**WHAT YOU SHOULD DO:**
Give back the full material, exactly as it reads.

**MATERIAL PROVIDED:**
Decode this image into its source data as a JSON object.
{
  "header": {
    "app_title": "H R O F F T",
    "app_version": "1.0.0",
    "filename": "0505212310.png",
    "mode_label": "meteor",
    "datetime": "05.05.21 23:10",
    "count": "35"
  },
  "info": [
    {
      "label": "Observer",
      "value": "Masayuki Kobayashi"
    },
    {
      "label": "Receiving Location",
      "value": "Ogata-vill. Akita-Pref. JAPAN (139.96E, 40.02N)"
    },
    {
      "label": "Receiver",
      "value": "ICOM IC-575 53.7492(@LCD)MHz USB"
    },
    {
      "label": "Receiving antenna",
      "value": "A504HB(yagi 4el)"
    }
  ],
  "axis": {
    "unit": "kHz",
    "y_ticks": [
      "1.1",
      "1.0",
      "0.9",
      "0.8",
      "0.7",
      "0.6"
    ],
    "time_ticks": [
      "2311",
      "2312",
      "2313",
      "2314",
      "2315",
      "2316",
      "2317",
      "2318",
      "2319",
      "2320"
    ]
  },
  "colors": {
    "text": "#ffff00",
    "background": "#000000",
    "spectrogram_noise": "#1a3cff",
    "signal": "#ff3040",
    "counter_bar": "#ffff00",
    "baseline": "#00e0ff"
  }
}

**FINAL ANSWER:**
Decode this image into its source data as a JSON object.
{
  "header": {
    "app_title": "H R O F F T",
    "app_version": "1.0.0",
    "filename": "0505212310.png",
    "mode_label": "meteor",
    "datetime": "05.05.21 23:10",
    "count": "35"
  },
  "info": [
    {
      "label": "Observer",
      "value": "Masayuki Kobayashi"
    },
    {
      "label": "Receiving Location",
      "value": "Ogata-vill. Akita-Pref. JAPAN (139.96E, 40.02N)"
    },
    {
      "label": "Receiver",
      "value": "ICOM IC-575 53.7492(@LCD)MHz USB"
    },
    {
      "label": "Receiving antenna",
      "value": "A504HB(yagi 4el)"
    }
  ],
  "axis": {
    "unit": "kHz",
    "y_ticks": [
      "1.1",
      "1.0",
      "0.9",
      "0.8",
      "0.7",
      "0.6"
    ],
    "time_ticks": [
      "2311",
      "2312",
      "2313",
      "2314",
      "2315",
      "2316",
      "2317",
      "2318",
      "2319",
      "2320"
    ]
  },
  "colors": {
    "text": "#ffff00",
    "background": "#000000",
    "spectrogram_noise": "#1a3cff",
    "signal": "#ff3040",
    "counter_bar": "#ffff00",
    "baseline": "#00e0ff"
  }
}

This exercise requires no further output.